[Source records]
>> Begin

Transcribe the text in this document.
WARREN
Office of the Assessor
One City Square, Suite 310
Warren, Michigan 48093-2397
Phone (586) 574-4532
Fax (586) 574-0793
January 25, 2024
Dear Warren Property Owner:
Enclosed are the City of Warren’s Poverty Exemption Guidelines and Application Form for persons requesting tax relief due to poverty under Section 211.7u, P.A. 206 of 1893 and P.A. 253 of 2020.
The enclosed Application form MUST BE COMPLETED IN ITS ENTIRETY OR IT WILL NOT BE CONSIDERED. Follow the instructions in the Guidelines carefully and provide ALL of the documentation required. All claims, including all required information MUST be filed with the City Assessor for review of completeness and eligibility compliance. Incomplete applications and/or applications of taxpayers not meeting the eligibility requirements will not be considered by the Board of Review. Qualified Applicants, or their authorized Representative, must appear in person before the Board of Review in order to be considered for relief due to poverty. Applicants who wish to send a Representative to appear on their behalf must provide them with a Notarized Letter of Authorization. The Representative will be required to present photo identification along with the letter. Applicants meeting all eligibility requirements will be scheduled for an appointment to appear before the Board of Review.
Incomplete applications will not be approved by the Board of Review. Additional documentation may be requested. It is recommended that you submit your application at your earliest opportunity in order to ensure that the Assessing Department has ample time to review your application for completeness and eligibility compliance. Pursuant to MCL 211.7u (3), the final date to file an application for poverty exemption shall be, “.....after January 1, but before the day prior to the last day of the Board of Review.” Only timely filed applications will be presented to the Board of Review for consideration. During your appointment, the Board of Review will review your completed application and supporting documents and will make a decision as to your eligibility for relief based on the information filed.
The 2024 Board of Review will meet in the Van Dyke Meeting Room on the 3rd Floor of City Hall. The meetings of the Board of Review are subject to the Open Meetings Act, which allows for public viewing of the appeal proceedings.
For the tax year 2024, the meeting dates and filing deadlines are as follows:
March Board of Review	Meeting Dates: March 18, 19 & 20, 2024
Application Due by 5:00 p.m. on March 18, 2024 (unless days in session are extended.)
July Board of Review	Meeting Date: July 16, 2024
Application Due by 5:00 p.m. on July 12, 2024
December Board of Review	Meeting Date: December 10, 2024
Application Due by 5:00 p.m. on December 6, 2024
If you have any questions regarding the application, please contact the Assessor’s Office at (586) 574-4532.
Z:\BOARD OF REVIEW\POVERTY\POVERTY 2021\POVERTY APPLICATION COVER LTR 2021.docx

>> End

_BRIEF_
Copy each line of the data exactly, leaving nothing out.

_ANSWER TO THE EXERCISE_
Transcribe the text in this document.
WARREN
Office of the Assessor
One City Square, Suite 310
Warren, Michigan 48093-2397
Phone (586) 574-4532
Fax (586) 574-0793
January 25, 2024
Dear Warren Property Owner:
Enclosed are the City of Warren’s Poverty Exemption Guidelines and Application Form for persons requesting tax relief due to poverty under Section 211.7u, P.A. 206 of 1893 and P.A. 253 of 2020.
The enclosed Application form MUST BE COMPLETED IN ITS ENTIRETY OR IT WILL NOT BE CONSIDERED. Follow the instructions in the Guidelines carefully and provide ALL of the documentation required. All claims, including all required information MUST be filed with the City Assessor for review of completeness and eligibility compliance. Incomplete applications and/or applications of taxpayers not meeting the eligibility requirements will not be considered by the Board of Review. Qualified Applicants, or their authorized Representative, must appear in person before the Board of Review in order to be considered for relief due to poverty. Applicants who wish to send a Representative to appear on their behalf must provide them with a Notarized Letter of Authorization. The Representative will be required to present photo identification along with the letter. Applicants meeting all eligibility requirements will be scheduled for an appointment to appear before the Board of Review.
Incomplete applications will not be approved by the Board of Review. Additional documentation may be requested. It is recommended that you submit your application at your earliest opportunity in order to ensure that the Assessing Department has ample time to review your application for completeness and eligibility compliance. Pursuant to MCL 211.7u (3), the final date to file an application for poverty exemption shall be, “.....after January 1, but before the day prior to the last day of the Board of Review.” Only timely filed applications will be presented to the Board of Review for consideration. During your appointment, the Board of Review will review your completed application and supporting documents and will make a decision as to your eligibility for relief based on the information filed.
The 2024 Board of Review will meet in the Van Dyke Meeting Room on the 3rd Floor of City Hall. The meetings of the Board of Review are subject to the Open Meetings Act, which allows for public viewing of the appeal proceedings.
For the tax year 2024, the meeting dates and filing deadlines are as follows:
March Board of Review	Meeting Dates: March 18, 19 & 20, 2024
Application Due by 5:00 p.m. on March 18, 2024 (unless days in session are extended.)
July Board of Review	Meeting Date: July 16, 2024
Application Due by 5:00 p.m. on July 12, 2024
December Board of Review	Meeting Date: December 10, 2024
Application Due by 5:00 p.m. on December 6, 2024
If you have any questions regarding the application, please contact the Assessor’s Office at (586) 574-4532.
Z:\BOARD OF REVIEW\POVERTY\POVERTY 2021\POVERTY APPLICATION COVER LTR 2021.docx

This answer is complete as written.